What is needed | Set the data down again, exactly as it reads, but without the pictures.

Listing |
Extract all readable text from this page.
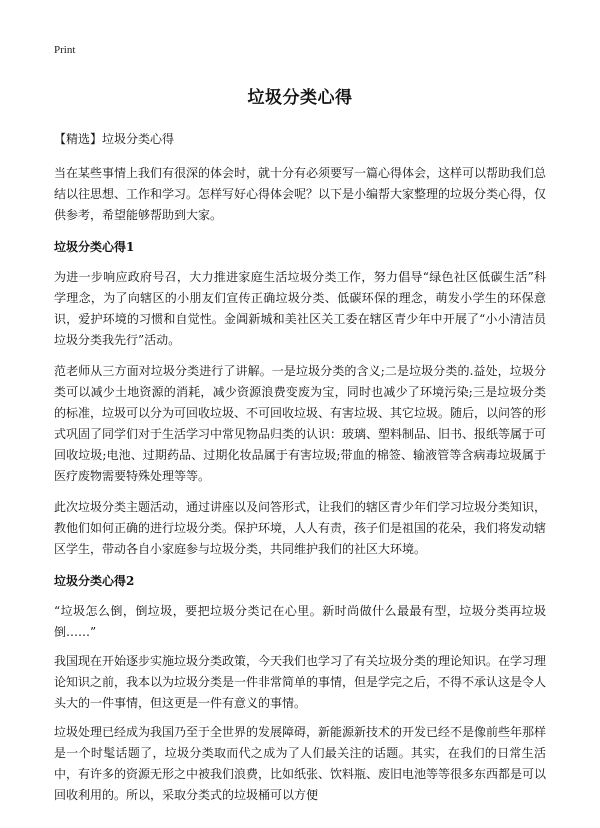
Print
垃圾分类心得

【精选】垃圾分类心得

当在某些事情上我们有很深的体会时，就十分有必须要写一篇心得体会，这样可以帮助我们总结以往思想、工作和学习。怎样写好心得体会呢？以下是小编帮大家整理的垃圾分类心得，仅供参考，希望能够帮助到大家。

垃圾分类心得1

为进一步响应政府号召，大力推进家庭生活垃圾分类工作，努力倡导“绿色社区低碳生活”科学理念，为了向辖区的小朋友们宣传正确垃圾分类、低碳环保的理念，萌发小学生的环保意识，爱护环境的习惯和自觉性。金阊新城和美社区关工委在辖区青少年中开展了“小小清洁员垃圾分类我先行”活动。

范老师从三方面对垃圾分类进行了讲解。一是垃圾分类的含义;二是垃圾分类的.益处，垃圾分类可以减少土地资源的消耗，减少资源浪费变废为宝，同时也减少了环境污染;三是垃圾分类的标准，垃圾可以分为可回收垃圾、不可回收垃圾、有害垃圾、其它垃圾。随后，以问答的形式巩固了同学们对于生活学习中常见物品归类的认识：玻璃、塑料制品、旧书、报纸等属于可回收垃圾;电池、过期药品、过期化妆品属于有害垃圾;带血的棉签、输液管等含病毒垃圾属于医疗废物需要特殊处理等等。

此次垃圾分类主题活动，通过讲座以及问答形式，让我们的辖区青少年们学习垃圾分类知识，教他们如何正确的进行垃圾分类。保护环境，人人有责，孩子们是祖国的花朵，我们将发动辖区学生，带动各自小家庭参与垃圾分类，共同维护我们的社区大环境。

垃圾分类心得2

“垃圾怎么倒，倒垃圾，要把垃圾分类记在心里。新时尚做什么最最有型，垃圾分类再垃圾倒……”

我国现在开始逐步实施垃圾分类政策，今天我们也学习了有关垃圾分类的理论知识。在学习理论知识之前，我本以为垃圾分类是一件非常简单的事情，但是学完之后，不得不承认这是令人头大的一件事情，但这更是一件有意义的事情。

垃圾处理已经成为我国乃至于全世界的发展障碍，新能源新技术的开发已经不是像前些年那样是一个时髦话题了，垃圾分类取而代之成为了人们最关注的话题。其实，在我们的日常生活中，有许多的资源无形之中被我们浪费，比如纸张、饮料瓶、废旧电池等等很多东西都是可以回收利用的。所以，采取分类式的垃圾桶可以方便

Answer to this exercise |
Extract all readable text from this page.
Print
垃圾分类心得

【精选】垃圾分类心得

当在某些事情上我们有很深的体会时，就十分有必须要写一篇心得体会，这样可以帮助我们总结以往思想、工作和学习。怎样写好心得体会呢？以下是小编帮大家整理的垃圾分类心得，仅供参考，希望能够帮助到大家。

垃圾分类心得1

为进一步响应政府号召，大力推进家庭生活垃圾分类工作，努力倡导“绿色社区低碳生活”科学理念，为了向辖区的小朋友们宣传正确垃圾分类、低碳环保的理念，萌发小学生的环保意识，爱护环境的习惯和自觉性。金阊新城和美社区关工委在辖区青少年中开展了“小小清洁员垃圾分类我先行”活动。

范老师从三方面对垃圾分类进行了讲解。一是垃圾分类的含义;二是垃圾分类的.益处，垃圾分类可以减少土地资源的消耗，减少资源浪费变废为宝，同时也减少了环境污染;三是垃圾分类的标准，垃圾可以分为可回收垃圾、不可回收垃圾、有害垃圾、其它垃圾。随后，以问答的形式巩固了同学们对于生活学习中常见物品归类的认识：玻璃、塑料制品、旧书、报纸等属于可回收垃圾;电池、过期药品、过期化妆品属于有害垃圾;带血的棉签、输液管等含病毒垃圾属于医疗废物需要特殊处理等等。

此次垃圾分类主题活动，通过讲座以及问答形式，让我们的辖区青少年们学习垃圾分类知识，教他们如何正确的进行垃圾分类。保护环境，人人有责，孩子们是祖国的花朵，我们将发动辖区学生，带动各自小家庭参与垃圾分类，共同维护我们的社区大环境。

垃圾分类心得2

“垃圾怎么倒，倒垃圾，要把垃圾分类记在心里。新时尚做什么最最有型，垃圾分类再垃圾倒……”

我国现在开始逐步实施垃圾分类政策，今天我们也学习了有关垃圾分类的理论知识。在学习理论知识之前，我本以为垃圾分类是一件非常简单的事情，但是学完之后，不得不承认这是令人头大的一件事情，但这更是一件有意义的事情。

垃圾处理已经成为我国乃至于全世界的发展障碍，新能源新技术的开发已经不是像前些年那样是一个时髦话题了，垃圾分类取而代之成为了人们最关注的话题。其实，在我们的日常生活中，有许多的资源无形之中被我们浪费，比如纸张、饮料瓶、废旧电池等等很多东西都是可以回收利用的。所以，采取分类式的垃圾桶可以方便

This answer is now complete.